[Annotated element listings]
################
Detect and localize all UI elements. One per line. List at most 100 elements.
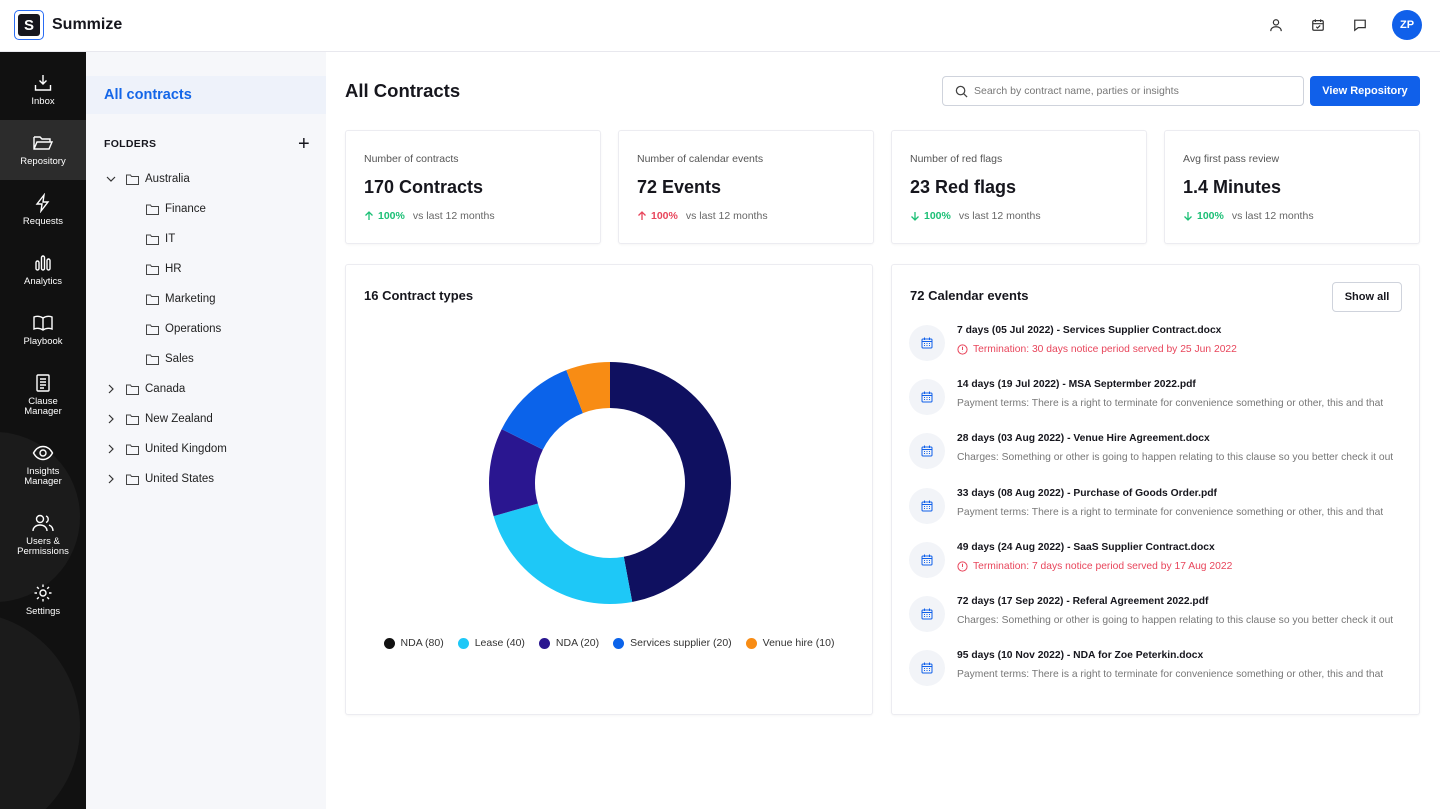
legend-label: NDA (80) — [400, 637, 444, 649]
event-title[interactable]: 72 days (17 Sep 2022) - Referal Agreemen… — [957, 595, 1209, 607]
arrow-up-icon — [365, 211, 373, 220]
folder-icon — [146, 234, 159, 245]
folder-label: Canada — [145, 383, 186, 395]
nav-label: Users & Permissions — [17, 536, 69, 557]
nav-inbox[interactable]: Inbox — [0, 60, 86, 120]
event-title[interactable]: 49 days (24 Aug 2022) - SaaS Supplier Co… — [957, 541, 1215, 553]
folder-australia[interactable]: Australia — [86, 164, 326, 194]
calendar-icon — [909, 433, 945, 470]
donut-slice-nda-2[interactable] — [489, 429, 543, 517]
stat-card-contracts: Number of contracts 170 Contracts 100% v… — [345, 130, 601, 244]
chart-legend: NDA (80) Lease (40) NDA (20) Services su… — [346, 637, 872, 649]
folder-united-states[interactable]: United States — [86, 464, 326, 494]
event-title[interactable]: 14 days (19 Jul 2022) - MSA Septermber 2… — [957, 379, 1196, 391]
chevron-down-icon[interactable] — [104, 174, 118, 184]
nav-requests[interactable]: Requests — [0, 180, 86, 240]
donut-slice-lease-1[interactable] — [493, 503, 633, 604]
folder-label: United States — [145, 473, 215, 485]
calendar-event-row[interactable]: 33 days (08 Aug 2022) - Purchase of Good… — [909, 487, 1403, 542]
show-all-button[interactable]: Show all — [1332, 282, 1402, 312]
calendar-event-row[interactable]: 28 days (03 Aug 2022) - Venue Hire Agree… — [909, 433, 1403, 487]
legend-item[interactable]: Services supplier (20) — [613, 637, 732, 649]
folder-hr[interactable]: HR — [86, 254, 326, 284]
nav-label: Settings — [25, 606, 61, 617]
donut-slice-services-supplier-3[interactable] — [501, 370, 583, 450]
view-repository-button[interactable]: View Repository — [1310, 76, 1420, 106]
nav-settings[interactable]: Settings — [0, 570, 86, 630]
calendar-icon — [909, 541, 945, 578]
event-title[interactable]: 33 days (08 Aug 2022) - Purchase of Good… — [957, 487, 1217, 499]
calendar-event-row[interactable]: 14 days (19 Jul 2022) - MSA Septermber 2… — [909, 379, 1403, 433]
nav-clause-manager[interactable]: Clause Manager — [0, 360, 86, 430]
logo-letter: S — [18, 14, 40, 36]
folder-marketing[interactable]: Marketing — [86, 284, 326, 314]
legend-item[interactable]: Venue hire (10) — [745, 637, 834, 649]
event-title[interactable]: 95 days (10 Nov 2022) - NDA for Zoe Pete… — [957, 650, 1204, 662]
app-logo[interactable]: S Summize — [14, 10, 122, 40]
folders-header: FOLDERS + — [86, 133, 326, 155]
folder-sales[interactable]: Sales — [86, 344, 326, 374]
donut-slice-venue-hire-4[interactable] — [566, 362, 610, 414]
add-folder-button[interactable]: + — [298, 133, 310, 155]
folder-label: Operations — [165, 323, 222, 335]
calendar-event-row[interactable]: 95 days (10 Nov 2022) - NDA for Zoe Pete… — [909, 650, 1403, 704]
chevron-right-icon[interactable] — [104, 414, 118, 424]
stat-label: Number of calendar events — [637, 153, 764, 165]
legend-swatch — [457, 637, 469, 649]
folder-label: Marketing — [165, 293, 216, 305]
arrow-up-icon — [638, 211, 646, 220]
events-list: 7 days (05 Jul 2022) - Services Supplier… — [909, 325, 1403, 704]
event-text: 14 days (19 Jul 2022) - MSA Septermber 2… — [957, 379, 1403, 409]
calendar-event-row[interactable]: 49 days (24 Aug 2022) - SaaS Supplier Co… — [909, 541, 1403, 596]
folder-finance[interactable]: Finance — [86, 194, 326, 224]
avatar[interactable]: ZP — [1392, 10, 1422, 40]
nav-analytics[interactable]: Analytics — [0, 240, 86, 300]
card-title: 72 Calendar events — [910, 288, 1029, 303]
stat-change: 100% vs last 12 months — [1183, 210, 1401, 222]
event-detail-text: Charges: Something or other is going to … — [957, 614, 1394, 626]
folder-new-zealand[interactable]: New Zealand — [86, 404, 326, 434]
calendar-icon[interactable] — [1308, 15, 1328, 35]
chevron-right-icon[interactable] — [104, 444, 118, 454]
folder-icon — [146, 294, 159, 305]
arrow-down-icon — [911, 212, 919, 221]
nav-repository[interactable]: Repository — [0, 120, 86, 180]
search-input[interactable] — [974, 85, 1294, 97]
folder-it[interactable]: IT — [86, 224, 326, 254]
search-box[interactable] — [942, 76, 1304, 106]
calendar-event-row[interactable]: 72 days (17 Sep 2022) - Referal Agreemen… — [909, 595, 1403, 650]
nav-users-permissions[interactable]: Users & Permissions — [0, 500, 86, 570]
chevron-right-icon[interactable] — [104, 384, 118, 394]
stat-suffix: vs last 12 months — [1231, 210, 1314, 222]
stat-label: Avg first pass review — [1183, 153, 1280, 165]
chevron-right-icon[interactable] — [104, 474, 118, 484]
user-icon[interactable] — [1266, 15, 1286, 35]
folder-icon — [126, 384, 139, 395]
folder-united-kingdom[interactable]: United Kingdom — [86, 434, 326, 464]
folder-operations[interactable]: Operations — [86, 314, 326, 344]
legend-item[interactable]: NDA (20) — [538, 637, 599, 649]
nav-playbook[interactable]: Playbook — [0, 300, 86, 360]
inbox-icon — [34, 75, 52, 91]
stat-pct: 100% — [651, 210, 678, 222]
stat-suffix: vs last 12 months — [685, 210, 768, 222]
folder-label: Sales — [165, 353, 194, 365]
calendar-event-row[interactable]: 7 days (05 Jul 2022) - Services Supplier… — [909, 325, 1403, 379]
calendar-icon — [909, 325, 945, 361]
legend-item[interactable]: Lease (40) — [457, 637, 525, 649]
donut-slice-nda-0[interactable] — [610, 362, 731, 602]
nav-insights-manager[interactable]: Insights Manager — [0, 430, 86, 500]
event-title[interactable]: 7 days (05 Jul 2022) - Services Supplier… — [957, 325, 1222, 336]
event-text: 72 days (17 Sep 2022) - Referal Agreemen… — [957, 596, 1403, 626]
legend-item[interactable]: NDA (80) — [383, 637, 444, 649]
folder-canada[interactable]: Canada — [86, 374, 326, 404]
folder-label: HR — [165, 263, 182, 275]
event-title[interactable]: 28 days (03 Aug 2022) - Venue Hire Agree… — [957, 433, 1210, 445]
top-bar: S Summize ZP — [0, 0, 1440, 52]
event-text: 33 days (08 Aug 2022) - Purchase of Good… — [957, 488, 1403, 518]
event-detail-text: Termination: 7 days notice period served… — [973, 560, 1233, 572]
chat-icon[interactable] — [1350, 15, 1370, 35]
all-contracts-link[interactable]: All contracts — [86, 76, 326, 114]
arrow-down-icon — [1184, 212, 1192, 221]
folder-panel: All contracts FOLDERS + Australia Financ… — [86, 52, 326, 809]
################
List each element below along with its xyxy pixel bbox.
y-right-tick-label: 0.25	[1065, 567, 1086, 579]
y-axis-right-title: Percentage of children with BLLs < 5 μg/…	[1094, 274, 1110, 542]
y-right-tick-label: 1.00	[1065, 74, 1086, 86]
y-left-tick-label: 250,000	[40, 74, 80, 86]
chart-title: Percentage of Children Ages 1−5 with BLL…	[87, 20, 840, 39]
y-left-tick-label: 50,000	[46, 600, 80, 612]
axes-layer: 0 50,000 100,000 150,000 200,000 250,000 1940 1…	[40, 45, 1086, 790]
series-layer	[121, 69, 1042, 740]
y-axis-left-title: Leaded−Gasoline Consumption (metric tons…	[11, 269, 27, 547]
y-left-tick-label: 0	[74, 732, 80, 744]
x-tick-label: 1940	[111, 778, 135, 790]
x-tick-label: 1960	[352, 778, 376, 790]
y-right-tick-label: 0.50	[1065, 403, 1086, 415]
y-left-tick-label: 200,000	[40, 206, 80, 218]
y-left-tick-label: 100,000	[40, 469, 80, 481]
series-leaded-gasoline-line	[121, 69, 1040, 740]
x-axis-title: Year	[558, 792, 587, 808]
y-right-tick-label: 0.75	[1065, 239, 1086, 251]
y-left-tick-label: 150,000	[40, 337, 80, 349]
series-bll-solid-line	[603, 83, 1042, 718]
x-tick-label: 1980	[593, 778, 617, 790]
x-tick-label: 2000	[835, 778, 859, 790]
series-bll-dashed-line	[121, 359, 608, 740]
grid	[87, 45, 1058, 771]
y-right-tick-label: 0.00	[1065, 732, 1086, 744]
################
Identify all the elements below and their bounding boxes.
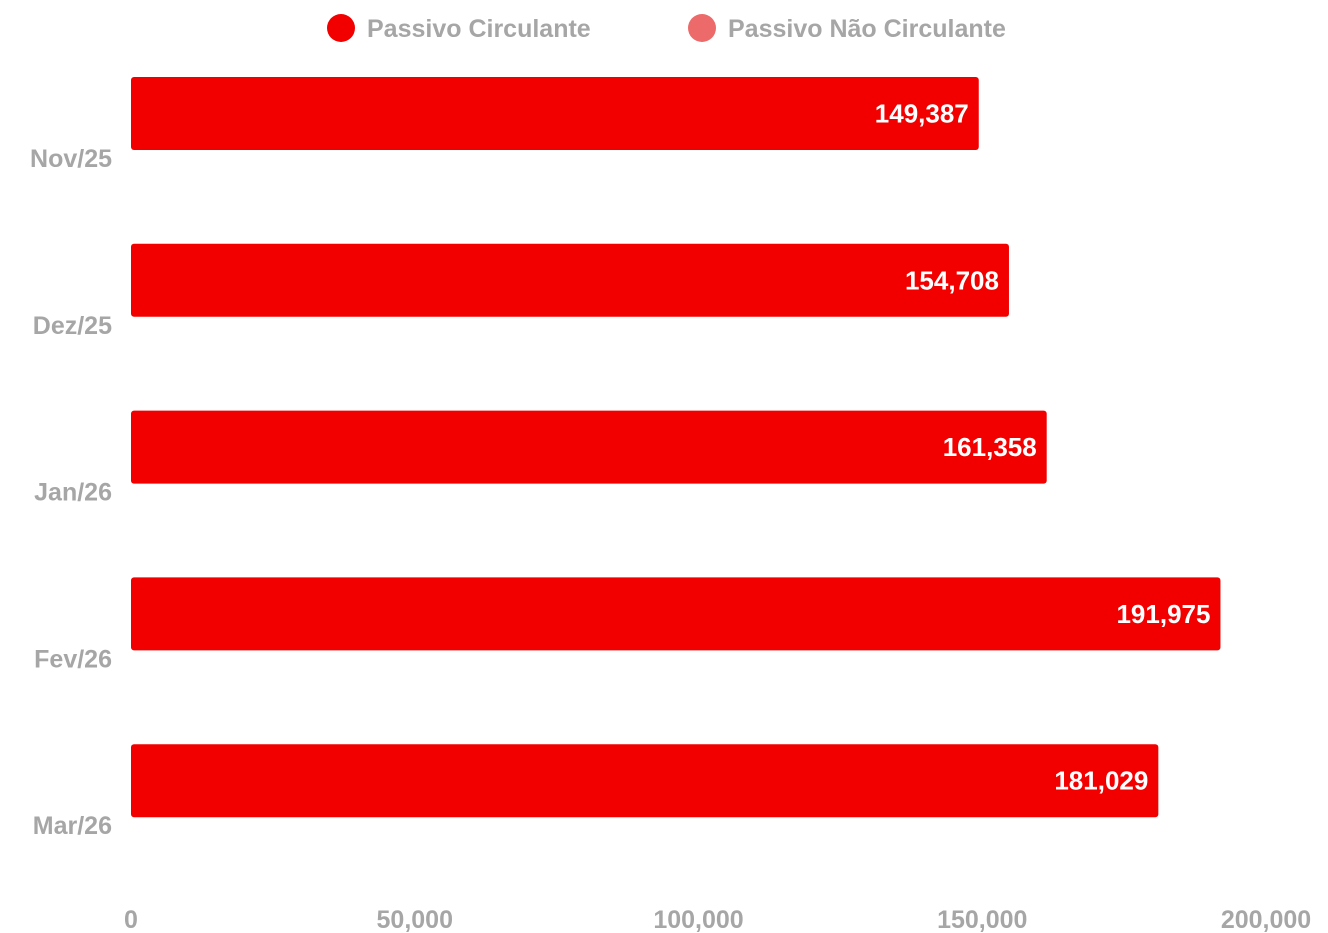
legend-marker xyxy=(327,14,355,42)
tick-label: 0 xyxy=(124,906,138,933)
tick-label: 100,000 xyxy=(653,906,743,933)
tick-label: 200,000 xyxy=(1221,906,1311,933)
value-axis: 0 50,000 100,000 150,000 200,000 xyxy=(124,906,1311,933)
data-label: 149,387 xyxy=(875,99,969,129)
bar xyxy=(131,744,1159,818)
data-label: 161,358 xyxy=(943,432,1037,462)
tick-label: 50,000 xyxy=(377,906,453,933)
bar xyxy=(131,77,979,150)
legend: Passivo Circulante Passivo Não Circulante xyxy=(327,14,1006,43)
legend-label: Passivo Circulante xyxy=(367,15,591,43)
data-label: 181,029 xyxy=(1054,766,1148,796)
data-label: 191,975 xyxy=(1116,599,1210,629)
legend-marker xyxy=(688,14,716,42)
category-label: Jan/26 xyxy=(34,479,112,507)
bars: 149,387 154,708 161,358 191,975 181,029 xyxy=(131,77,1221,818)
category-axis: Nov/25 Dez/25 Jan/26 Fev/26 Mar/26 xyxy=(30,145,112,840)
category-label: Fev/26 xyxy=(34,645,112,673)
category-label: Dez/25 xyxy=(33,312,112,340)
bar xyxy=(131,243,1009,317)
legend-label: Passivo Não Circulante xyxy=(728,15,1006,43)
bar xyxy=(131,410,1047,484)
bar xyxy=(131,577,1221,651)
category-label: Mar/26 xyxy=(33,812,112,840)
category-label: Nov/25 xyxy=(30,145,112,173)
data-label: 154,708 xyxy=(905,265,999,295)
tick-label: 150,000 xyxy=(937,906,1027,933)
################
◆ PROBLEM STATEMENT
Copy out the lines of the records above from the one containing "List each element" through the one containing "74, 1086, 86]", with both of those lines included.

◆ SOLUTION TO THE PROBLEM
List each element below along with its xyxy pixel bbox.
y-right-tick-label: 0.25	[1065, 567, 1086, 579]
y-axis-right-title: Percentage of children with BLLs < 5 μg/…	[1094, 274, 1110, 542]
y-right-tick-label: 1.00	[1065, 74, 1086, 86]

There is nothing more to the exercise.